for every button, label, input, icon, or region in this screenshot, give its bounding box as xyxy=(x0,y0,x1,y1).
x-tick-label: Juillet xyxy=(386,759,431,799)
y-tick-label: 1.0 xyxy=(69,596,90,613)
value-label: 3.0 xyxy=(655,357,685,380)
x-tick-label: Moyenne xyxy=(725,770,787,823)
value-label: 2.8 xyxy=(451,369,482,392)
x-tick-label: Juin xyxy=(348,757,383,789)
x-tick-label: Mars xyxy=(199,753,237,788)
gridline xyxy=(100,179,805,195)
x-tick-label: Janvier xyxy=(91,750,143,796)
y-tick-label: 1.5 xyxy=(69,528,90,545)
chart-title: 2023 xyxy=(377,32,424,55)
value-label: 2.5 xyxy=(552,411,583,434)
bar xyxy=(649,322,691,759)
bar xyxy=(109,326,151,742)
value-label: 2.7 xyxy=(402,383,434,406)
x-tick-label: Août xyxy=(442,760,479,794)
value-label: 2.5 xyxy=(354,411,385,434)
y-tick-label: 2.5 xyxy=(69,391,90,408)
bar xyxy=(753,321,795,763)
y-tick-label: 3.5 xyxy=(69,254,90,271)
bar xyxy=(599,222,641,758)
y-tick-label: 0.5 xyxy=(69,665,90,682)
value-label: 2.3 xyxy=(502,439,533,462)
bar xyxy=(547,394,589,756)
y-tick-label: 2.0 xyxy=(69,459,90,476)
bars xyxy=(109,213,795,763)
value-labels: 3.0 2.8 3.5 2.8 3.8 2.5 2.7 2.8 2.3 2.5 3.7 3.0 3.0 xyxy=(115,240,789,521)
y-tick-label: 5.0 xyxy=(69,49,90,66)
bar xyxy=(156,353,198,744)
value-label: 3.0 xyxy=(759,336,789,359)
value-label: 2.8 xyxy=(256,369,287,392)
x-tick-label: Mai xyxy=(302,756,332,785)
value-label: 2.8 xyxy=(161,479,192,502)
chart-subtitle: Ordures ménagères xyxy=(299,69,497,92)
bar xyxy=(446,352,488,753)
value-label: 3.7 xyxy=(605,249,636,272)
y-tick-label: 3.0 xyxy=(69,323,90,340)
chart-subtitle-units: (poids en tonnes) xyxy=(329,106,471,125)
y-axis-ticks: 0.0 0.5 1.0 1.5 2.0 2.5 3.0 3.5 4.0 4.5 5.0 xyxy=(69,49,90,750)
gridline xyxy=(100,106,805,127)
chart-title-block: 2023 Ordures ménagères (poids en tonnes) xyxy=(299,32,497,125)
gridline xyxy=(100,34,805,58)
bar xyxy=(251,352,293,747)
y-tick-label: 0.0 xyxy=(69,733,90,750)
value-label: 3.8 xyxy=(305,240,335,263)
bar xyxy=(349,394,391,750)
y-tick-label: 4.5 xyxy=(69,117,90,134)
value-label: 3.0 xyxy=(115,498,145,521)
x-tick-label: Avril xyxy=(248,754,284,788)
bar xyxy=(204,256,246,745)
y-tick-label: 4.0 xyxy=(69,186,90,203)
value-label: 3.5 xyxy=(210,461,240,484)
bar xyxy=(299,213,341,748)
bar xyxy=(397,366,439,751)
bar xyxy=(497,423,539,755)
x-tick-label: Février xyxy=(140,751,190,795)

◇ ◇ ◇ ◇ ◇

Rewrite every item above, putting "Déchets ménagers" in place of "Ordures ménagères" wherever it appears and keeping the rest unchanged.

### Written response
for every button, label, input, icon, or region in this screenshot, give its bounding box as xyxy=(x0,y0,x1,y1).
x-tick-label: Juillet xyxy=(386,759,431,799)
y-tick-label: 1.0 xyxy=(69,596,90,613)
value-label: 3.0 xyxy=(655,357,685,380)
x-tick-label: Moyenne xyxy=(725,770,787,823)
value-label: 2.8 xyxy=(451,369,482,392)
x-tick-label: Juin xyxy=(348,757,383,789)
x-tick-label: Mars xyxy=(199,753,237,788)
gridline xyxy=(100,179,805,195)
x-tick-label: Janvier xyxy=(91,750,143,796)
y-tick-label: 1.5 xyxy=(69,528,90,545)
chart-title: 2023 xyxy=(377,32,424,55)
value-label: 2.5 xyxy=(552,411,583,434)
bar xyxy=(649,322,691,759)
bar xyxy=(109,326,151,742)
value-label: 2.7 xyxy=(402,383,434,406)
x-tick-label: Août xyxy=(442,760,479,794)
value-label: 2.5 xyxy=(354,411,385,434)
y-tick-label: 2.5 xyxy=(69,391,90,408)
bar xyxy=(753,321,795,763)
y-tick-label: 3.5 xyxy=(69,254,90,271)
bar xyxy=(599,222,641,758)
y-tick-label: 0.5 xyxy=(69,665,90,682)
value-label: 2.3 xyxy=(502,439,533,462)
bar xyxy=(547,394,589,756)
y-tick-label: 2.0 xyxy=(69,459,90,476)
bars xyxy=(109,213,795,763)
value-labels: 3.0 2.8 3.5 2.8 3.8 2.5 2.7 2.8 2.3 2.5 3.7 3.0 3.0 xyxy=(115,240,789,521)
y-tick-label: 5.0 xyxy=(69,49,90,66)
bar xyxy=(156,353,198,744)
value-label: 3.0 xyxy=(759,336,789,359)
value-label: 2.8 xyxy=(256,369,287,392)
x-tick-label: Mai xyxy=(302,756,332,785)
value-label: 2.8 xyxy=(161,479,192,502)
chart-subtitle: Déchets ménagers xyxy=(299,69,497,92)
bar xyxy=(446,352,488,753)
value-label: 3.7 xyxy=(605,249,636,272)
y-tick-label: 3.0 xyxy=(69,323,90,340)
chart-subtitle-units: (poids en tonnes) xyxy=(329,106,471,125)
y-axis-ticks: 0.0 0.5 1.0 1.5 2.0 2.5 3.0 3.5 4.0 4.5 5.0 xyxy=(69,49,90,750)
gridline xyxy=(100,106,805,127)
chart-title-block: 2023 Déchets ménagers (poids en tonnes) xyxy=(299,32,497,125)
gridline xyxy=(100,34,805,58)
bar xyxy=(251,352,293,747)
y-tick-label: 0.0 xyxy=(69,733,90,750)
value-label: 3.8 xyxy=(305,240,335,263)
bar xyxy=(349,394,391,750)
y-tick-label: 4.5 xyxy=(69,117,90,134)
value-label: 3.0 xyxy=(115,498,145,521)
x-tick-label: Avril xyxy=(248,754,284,788)
bar xyxy=(204,256,246,745)
y-tick-label: 4.0 xyxy=(69,186,90,203)
value-label: 3.5 xyxy=(210,461,240,484)
bar xyxy=(299,213,341,748)
bar xyxy=(397,366,439,751)
bar xyxy=(497,423,539,755)
x-tick-label: Février xyxy=(140,751,190,795)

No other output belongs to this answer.